→ AIM OF THE EXERCISE
All the records that follow need to be reproduced exactly. Omit the images.

→ Excerpt from a dataset
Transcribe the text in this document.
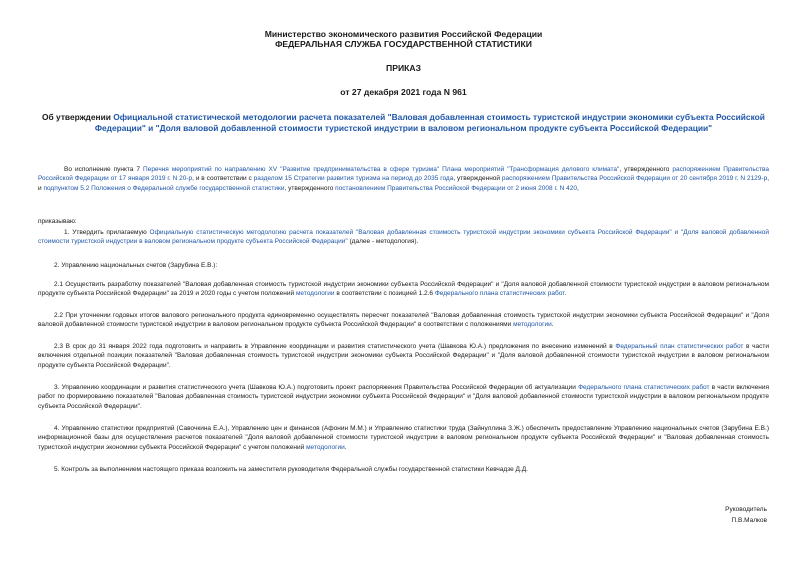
Министерство экономического развития Российской Федерации
ФЕДЕРАЛЬНАЯ СЛУЖБА ГОСУДАРСТВЕННОЙ СТАТИСТИКИ
ПРИКАЗ
от 27 декабря 2021 года N 961
Об утверждении Официальной статистической методологии расчета показателей "Валовая добавленная стоимость туристской индустрии экономики субъекта Российской Федерации" и "Доля валовой добавленной стоимости туристской индустрии в валовом региональном продукте субъекта Российской Федерации"
Во исполнение пункта 7 Перечня мероприятий по направлению XV "Развитие предпринимательства в сфере туризма" Плана мероприятий "Трансформация делового климата", утвержденного распоряжением Правительства Российской Федерации от 17 января 2019 г. N 20-р, и в соответствии с разделом 15 Стратегии развития туризма на период до 2035 года, утвержденной распоряжением Правительства Российской Федерации от 20 сентября 2019 г. N 2129-р, и подпунктом 5.2 Положения о Федеральной службе государственной статистики, утвержденного постановлением Правительства Российской Федерации от 2 июня 2008 г. N 420,
приказываю:
1. Утвердить прилагаемую Официальную статистическую методологию расчета показателей "Валовая добавленная стоимость туристской индустрии экономики субъекта Российской Федерации" и "Доля валовой добавленной стоимости туристской индустрии в валовом региональном продукте субъекта Российской Федерации" (далее - методология).
2. Управлению национальных счетов (Зарубина Е.В.):
2.1 Осуществить разработку показателей "Валовая добавленная стоимость туристской индустрии экономики субъекта Российской Федерации" и "Доля валовой добавленной стоимости туристской индустрии в валовом региональном продукте субъекта Российской Федерации" за 2019 и 2020 годы с учетом положений методологии в соответствии с позицией 1.2.6 Федерального плана статистических работ.
2.2 При уточнении годовых итогов валового регионального продукта единовременно осуществлять пересчет показателей "Валовая добавленная стоимость туристской индустрии экономики субъекта Российской Федерации" и "Доля валовой добавленной стоимости туристской индустрии в валовом региональном продукте субъекта Российской Федерации" в соответствии с положениями методологии.
2.3 В срок до 31 января 2022 года подготовить и направить в Управление координации и развития статистического учета (Шавкова Ю.А.) предложения по внесению изменений в Федеральный план статистических работ в части включения отдельной позиции показателей "Валовая добавленная стоимость туристской индустрии экономики субъекта Российской Федерации" и "Доля валовой добавленной стоимости туристской индустрии в валовом региональном продукте субъекта Российской Федерации".
3. Управлению координации и развития статистического учета (Шавкова Ю.А.) подготовить проект распоряжения Правительства Российской Федерации об актуализации Федерального плана статистических работ в части включения работ по формированию показателей "Валовая добавленная стоимость туристской индустрии экономики субъекта Российской Федерации" и "Доля валовой добавленной стоимости туристской индустрии в валовом региональном продукте субъекта Российской Федерации".
4. Управлению статистики предприятий (Савочкина Е.А.), Управлению цен и финансов (Афонин М.М.) и Управлению статистики труда (Зайнуллина З.Ж.) обеспечить предоставление Управлению национальных счетов (Зарубина Е.В.) информационной базы для осуществления расчетов показателей "Доля валовой добавленной стоимости туристской индустрии в валовом региональном продукте субъекта Российской Федерации" и "Валовая добавленная стоимость туристской индустрии экономики субъекта Российской Федерации" с учетом положений методологии.
5. Контроль за выполнением настоящего приказа возложить на заместителя руководителя Федеральной службы государственной статистики Кевчадзе Д.Д.
Руководитель
П.В.Малков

→ WORKED ANSWER
Transcribe the text in this document.
Министерство экономического развития Российской Федерации
ФЕДЕРАЛЬНАЯ СЛУЖБА ГОСУДАРСТВЕННОЙ СТАТИСТИКИ
ПРИКАЗ
от 27 декабря 2021 года N 961
Об утверждении Официальной статистической методологии расчета показателей "Валовая добавленная стоимость туристской индустрии экономики субъекта Российской Федерации" и "Доля валовой добавленной стоимости туристской индустрии в валовом региональном продукте субъекта Российской Федерации"
Во исполнение пункта 7 Перечня мероприятий по направлению XV "Развитие предпринимательства в сфере туризма" Плана мероприятий "Трансформация делового климата", утвержденного распоряжением Правительства Российской Федерации от 17 января 2019 г. N 20-р, и в соответствии с разделом 15 Стратегии развития туризма на период до 2035 года, утвержденной распоряжением Правительства Российской Федерации от 20 сентября 2019 г. N 2129-р, и подпунктом 5.2 Положения о Федеральной службе государственной статистики, утвержденного постановлением Правительства Российской Федерации от 2 июня 2008 г. N 420,
приказываю:
1. Утвердить прилагаемую Официальную статистическую методологию расчета показателей "Валовая добавленная стоимость туристской индустрии экономики субъекта Российской Федерации" и "Доля валовой добавленной стоимости туристской индустрии в валовом региональном продукте субъекта Российской Федерации" (далее - методология).
2. Управлению национальных счетов (Зарубина Е.В.):
2.1 Осуществить разработку показателей "Валовая добавленная стоимость туристской индустрии экономики субъекта Российской Федерации" и "Доля валовой добавленной стоимости туристской индустрии в валовом региональном продукте субъекта Российской Федерации" за 2019 и 2020 годы с учетом положений методологии в соответствии с позицией 1.2.6 Федерального плана статистических работ.
2.2 При уточнении годовых итогов валового регионального продукта единовременно осуществлять пересчет показателей "Валовая добавленная стоимость туристской индустрии экономики субъекта Российской Федерации" и "Доля валовой добавленной стоимости туристской индустрии в валовом региональном продукте субъекта Российской Федерации" в соответствии с положениями методологии.
2.3 В срок до 31 января 2022 года подготовить и направить в Управление координации и развития статистического учета (Шавкова Ю.А.) предложения по внесению изменений в Федеральный план статистических работ в части включения отдельной позиции показателей "Валовая добавленная стоимость туристской индустрии экономики субъекта Российской Федерации" и "Доля валовой добавленной стоимости туристской индустрии в валовом региональном продукте субъекта Российской Федерации".
3. Управлению координации и развития статистического учета (Шавкова Ю.А.) подготовить проект распоряжения Правительства Российской Федерации об актуализации Федерального плана статистических работ в части включения работ по формированию показателей "Валовая добавленная стоимость туристской индустрии экономики субъекта Российской Федерации" и "Доля валовой добавленной стоимости туристской индустрии в валовом региональном продукте субъекта Российской Федерации".
4. Управлению статистики предприятий (Савочкина Е.А.), Управлению цен и финансов (Афонин М.М.) и Управлению статистики труда (Зайнуллина З.Ж.) обеспечить предоставление Управлению национальных счетов (Зарубина Е.В.) информационной базы для осуществления расчетов показателей "Доля валовой добавленной стоимости туристской индустрии в валовом региональном продукте субъекта Российской Федерации" и "Валовая добавленная стоимость туристской индустрии экономики субъекта Российской Федерации" с учетом положений методологии.
5. Контроль за выполнением настоящего приказа возложить на заместителя руководителя Федеральной службы государственной статистики Кевчадзе Д.Д.
Руководитель
П.В.Малков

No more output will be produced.